**WHAT IS EXPECTED:**
Every line below that includes "Mazda" counts toward the total. Report that total alone.

**RECORDS FOR THIS EXERCISE:**
______________________________

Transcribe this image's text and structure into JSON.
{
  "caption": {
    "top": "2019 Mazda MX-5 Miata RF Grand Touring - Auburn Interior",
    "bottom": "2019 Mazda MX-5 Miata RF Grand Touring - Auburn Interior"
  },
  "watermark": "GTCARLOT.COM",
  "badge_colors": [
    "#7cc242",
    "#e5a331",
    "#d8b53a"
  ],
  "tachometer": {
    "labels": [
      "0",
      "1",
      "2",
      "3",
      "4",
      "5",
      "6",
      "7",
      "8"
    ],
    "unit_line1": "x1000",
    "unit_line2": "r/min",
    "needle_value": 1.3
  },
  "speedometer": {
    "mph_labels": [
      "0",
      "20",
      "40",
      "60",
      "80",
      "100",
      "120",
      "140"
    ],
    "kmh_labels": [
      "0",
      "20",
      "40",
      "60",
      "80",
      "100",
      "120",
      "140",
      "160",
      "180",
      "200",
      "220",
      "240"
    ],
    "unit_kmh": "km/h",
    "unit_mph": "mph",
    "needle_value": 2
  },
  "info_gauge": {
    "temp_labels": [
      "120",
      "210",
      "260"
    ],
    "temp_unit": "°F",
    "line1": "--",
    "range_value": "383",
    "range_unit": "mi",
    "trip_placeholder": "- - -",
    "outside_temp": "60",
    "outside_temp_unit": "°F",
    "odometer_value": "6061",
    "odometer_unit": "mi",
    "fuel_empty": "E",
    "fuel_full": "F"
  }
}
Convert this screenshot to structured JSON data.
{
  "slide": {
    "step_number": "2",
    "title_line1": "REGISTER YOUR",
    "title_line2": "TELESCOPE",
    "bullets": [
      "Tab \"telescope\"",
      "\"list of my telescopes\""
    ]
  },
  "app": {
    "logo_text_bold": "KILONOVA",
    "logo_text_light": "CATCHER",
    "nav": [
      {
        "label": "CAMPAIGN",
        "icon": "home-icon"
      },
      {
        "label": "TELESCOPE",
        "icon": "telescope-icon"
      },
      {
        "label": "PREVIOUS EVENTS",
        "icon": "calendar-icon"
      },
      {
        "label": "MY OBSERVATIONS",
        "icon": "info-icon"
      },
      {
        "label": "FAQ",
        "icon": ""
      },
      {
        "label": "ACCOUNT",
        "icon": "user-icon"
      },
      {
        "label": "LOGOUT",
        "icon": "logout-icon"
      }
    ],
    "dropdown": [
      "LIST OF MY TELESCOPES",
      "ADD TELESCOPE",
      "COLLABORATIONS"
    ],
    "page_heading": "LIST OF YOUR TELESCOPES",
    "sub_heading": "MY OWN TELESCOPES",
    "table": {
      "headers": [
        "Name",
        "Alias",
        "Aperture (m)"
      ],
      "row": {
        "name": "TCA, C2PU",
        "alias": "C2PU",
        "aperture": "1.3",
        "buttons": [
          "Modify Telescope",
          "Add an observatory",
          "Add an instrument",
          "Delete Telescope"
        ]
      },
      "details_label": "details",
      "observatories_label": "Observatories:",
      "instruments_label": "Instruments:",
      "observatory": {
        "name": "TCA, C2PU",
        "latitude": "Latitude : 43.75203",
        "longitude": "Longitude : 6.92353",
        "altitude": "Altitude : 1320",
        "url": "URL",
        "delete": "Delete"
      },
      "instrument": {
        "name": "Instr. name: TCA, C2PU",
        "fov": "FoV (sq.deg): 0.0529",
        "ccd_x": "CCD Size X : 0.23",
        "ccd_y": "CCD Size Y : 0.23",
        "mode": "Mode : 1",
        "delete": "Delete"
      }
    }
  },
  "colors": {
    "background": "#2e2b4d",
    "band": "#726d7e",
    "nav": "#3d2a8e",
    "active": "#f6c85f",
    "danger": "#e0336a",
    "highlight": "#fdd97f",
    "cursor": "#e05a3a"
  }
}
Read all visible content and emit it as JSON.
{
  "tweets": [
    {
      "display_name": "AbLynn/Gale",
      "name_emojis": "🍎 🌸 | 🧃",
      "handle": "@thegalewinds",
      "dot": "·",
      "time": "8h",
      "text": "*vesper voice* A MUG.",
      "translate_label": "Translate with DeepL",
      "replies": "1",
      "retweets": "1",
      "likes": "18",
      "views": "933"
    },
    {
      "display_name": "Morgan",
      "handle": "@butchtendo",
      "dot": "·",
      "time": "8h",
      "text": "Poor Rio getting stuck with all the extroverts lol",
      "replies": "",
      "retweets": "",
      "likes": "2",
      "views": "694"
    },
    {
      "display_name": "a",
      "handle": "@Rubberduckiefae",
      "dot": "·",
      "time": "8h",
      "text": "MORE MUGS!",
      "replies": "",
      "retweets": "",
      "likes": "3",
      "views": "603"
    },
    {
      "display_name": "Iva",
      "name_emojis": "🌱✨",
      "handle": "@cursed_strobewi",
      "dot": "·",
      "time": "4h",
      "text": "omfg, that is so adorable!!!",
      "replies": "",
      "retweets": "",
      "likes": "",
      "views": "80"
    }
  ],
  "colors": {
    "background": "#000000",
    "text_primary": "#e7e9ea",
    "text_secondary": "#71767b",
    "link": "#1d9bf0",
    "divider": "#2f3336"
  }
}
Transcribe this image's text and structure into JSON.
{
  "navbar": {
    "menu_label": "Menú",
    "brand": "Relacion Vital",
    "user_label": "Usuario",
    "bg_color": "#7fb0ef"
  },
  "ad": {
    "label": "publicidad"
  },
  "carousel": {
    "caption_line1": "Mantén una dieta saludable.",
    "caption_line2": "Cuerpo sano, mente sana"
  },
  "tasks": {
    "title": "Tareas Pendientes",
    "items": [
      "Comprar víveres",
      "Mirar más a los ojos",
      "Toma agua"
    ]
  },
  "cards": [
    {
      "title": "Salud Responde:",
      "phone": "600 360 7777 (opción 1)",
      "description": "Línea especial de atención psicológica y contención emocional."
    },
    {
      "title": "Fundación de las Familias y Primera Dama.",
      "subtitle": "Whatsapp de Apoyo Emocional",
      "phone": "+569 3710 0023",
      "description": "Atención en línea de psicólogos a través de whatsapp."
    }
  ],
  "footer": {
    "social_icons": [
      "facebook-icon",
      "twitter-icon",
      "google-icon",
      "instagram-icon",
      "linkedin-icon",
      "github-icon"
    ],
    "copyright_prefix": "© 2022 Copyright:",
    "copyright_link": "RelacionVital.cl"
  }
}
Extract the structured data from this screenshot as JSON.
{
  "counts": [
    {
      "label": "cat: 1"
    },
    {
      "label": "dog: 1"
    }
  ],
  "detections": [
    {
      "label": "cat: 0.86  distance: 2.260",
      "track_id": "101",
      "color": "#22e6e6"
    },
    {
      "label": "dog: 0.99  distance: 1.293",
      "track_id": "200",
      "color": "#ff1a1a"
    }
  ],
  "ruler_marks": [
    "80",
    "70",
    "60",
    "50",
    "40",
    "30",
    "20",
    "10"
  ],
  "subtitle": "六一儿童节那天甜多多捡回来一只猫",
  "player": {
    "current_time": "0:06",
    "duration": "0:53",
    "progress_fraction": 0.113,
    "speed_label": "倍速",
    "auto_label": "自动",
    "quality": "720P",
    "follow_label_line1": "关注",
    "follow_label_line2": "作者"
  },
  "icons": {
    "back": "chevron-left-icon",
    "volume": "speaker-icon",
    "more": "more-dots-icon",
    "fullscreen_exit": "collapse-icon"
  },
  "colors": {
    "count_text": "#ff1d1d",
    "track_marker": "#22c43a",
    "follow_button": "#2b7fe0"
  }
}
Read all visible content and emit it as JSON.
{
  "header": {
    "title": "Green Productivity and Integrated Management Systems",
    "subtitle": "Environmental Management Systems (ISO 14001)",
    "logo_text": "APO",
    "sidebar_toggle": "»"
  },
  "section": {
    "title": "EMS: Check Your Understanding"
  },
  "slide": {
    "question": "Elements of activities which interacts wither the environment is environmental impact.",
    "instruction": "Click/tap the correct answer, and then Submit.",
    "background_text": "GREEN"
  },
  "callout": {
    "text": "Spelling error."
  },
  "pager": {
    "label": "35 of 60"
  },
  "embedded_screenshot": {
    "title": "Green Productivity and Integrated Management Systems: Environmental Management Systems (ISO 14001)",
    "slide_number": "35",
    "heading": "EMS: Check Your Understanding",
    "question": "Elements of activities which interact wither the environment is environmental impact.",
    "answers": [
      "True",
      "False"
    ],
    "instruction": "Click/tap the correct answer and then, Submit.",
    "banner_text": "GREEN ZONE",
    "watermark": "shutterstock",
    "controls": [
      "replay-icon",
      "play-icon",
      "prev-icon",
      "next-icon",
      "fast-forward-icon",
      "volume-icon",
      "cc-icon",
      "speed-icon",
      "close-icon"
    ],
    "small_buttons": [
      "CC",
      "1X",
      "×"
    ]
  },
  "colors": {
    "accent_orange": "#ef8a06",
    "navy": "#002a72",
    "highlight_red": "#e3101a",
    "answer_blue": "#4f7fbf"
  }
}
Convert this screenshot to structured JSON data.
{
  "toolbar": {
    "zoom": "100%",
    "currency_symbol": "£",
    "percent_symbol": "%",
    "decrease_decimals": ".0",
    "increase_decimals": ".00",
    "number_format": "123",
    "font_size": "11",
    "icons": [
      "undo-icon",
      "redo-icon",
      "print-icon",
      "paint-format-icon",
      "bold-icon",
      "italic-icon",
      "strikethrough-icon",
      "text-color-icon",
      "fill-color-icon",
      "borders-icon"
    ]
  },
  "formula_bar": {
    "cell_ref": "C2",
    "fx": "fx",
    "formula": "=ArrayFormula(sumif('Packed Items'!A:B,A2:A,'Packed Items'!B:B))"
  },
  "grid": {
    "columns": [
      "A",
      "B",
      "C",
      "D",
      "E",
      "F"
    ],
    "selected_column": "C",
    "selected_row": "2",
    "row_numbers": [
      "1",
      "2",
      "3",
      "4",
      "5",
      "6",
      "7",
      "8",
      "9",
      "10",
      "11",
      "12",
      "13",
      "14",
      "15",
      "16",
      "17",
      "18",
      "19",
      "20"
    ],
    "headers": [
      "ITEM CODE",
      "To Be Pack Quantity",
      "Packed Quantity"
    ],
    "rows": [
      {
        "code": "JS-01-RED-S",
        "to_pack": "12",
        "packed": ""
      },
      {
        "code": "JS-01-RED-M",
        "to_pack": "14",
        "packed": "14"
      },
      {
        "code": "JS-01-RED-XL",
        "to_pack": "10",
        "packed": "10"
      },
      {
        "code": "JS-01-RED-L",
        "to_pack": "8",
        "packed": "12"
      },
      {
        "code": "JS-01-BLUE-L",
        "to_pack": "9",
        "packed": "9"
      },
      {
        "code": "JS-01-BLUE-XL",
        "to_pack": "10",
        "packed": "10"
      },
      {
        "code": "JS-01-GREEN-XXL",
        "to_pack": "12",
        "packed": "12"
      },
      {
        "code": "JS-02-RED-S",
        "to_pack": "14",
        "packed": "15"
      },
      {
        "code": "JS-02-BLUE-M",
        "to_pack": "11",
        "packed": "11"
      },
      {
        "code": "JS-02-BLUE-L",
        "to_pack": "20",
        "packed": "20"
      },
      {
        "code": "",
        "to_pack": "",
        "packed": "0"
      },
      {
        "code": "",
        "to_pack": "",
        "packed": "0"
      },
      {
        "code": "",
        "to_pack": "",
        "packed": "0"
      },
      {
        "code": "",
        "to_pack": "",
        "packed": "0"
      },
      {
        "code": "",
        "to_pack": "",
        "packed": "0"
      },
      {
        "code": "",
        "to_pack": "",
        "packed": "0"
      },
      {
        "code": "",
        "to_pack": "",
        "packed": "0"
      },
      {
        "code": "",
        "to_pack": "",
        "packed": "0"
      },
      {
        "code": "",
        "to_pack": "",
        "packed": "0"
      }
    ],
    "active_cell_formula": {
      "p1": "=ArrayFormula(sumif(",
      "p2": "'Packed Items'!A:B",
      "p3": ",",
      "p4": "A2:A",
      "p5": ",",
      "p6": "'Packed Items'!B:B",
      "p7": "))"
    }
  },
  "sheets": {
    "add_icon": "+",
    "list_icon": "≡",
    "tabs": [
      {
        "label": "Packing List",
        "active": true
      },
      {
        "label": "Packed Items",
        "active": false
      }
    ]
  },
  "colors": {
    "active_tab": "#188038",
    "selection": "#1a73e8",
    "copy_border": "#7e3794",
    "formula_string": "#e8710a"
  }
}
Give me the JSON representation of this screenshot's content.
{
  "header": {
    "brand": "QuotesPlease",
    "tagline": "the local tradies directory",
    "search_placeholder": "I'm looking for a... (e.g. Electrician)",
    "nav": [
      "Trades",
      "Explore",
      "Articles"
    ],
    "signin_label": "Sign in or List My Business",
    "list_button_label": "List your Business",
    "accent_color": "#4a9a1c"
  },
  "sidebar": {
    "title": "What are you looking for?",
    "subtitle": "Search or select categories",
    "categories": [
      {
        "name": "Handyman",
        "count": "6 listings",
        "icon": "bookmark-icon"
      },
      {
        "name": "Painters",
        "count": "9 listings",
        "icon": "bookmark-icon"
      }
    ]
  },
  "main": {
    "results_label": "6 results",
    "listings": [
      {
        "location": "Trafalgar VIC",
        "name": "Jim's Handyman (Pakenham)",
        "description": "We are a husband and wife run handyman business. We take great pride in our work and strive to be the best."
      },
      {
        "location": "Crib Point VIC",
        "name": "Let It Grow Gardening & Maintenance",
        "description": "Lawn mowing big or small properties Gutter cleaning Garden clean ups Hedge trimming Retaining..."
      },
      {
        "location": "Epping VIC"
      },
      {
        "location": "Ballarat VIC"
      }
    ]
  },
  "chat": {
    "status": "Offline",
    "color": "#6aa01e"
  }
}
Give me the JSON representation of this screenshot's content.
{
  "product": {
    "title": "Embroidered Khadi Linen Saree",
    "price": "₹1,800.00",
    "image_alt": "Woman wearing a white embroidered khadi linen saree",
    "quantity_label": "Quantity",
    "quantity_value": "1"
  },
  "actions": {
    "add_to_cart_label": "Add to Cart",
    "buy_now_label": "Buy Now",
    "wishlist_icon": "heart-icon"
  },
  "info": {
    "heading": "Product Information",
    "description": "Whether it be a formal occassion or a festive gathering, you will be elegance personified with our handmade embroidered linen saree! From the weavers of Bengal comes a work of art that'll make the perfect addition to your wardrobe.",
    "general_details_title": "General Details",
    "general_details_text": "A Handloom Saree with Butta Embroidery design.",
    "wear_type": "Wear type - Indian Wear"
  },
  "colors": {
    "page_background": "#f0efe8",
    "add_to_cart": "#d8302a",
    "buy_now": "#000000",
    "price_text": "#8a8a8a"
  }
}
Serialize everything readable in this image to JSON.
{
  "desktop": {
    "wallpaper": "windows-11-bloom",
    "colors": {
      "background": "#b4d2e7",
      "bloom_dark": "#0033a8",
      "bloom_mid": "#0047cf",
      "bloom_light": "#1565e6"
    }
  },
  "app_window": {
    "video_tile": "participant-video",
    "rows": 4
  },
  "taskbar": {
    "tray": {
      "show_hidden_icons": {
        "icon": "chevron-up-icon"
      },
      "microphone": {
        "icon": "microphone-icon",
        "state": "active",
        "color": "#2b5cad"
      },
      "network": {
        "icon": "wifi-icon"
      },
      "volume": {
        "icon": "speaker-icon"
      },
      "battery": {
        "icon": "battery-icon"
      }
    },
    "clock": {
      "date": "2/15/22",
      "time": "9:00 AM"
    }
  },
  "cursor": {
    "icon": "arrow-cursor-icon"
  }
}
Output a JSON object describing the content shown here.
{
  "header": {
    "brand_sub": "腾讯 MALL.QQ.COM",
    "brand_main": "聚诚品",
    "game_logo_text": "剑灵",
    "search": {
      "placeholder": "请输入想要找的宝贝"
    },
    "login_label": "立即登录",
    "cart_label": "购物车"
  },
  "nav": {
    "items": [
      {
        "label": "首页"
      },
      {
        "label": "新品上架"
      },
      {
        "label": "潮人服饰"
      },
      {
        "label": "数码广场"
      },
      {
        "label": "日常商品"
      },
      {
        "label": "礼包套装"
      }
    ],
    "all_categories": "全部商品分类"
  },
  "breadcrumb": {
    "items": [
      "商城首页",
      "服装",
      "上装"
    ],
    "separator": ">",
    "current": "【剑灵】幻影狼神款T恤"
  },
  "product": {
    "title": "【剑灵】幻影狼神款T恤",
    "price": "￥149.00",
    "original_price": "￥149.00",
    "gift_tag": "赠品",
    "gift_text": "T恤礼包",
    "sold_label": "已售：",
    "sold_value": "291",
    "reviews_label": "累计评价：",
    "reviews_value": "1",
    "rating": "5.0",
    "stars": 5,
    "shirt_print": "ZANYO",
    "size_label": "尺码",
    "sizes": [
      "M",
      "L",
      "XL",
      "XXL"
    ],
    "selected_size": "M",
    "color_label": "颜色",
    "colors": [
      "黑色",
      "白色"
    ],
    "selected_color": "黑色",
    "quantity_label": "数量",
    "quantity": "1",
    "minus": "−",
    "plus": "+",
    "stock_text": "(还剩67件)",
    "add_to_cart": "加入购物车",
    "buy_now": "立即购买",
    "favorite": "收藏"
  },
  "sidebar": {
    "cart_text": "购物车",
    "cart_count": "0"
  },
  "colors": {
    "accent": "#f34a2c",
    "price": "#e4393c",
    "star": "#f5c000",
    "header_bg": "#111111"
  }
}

______________________________

**EXERCISE RESULT:**
2